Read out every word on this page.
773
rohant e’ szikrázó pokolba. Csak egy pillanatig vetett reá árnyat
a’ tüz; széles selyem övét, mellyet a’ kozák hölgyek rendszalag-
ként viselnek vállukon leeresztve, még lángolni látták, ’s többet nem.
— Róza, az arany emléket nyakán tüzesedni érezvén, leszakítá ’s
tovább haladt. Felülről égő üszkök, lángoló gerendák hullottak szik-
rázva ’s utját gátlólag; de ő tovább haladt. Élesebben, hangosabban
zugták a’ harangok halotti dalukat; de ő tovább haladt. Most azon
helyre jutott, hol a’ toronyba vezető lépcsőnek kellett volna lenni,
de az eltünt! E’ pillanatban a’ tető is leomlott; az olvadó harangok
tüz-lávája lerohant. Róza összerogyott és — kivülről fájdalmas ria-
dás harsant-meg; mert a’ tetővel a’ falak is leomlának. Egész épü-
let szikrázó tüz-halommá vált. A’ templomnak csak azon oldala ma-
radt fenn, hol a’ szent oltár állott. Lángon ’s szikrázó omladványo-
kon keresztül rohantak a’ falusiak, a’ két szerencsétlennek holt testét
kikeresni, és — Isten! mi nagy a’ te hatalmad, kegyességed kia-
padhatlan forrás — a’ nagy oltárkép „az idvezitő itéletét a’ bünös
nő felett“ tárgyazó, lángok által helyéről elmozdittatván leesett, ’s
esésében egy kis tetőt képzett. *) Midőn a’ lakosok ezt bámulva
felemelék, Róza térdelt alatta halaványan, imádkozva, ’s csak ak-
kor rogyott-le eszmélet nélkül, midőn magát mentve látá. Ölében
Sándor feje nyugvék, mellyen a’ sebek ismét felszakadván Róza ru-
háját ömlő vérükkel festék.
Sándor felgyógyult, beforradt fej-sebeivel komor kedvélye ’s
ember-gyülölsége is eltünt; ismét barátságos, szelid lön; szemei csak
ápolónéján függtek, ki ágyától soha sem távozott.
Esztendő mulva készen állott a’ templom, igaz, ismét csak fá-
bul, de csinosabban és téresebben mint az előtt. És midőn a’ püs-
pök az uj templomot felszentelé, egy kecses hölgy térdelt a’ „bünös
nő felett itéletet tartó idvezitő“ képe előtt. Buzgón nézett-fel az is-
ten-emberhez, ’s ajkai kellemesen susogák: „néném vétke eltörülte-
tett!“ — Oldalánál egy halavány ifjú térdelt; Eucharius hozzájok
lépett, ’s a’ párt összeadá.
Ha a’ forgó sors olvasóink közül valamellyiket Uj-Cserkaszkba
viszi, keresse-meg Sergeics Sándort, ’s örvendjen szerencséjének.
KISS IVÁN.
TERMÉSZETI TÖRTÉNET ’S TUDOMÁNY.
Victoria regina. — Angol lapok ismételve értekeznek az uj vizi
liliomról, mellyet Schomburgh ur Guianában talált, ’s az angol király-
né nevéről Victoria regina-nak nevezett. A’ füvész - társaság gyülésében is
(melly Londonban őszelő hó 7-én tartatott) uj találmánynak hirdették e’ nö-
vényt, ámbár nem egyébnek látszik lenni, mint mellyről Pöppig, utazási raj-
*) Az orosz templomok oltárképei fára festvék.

[Written problem] Gather all lines from the listing above in which "lenni" occurs.

[Answer to this task]
helyre jutott, hol a’ toronyba vezető lépcsőnek kellett volna lenni,
vényt, ámbár nem egyébnek látszik lenni, mint mellyről Pöppig, utazási raj-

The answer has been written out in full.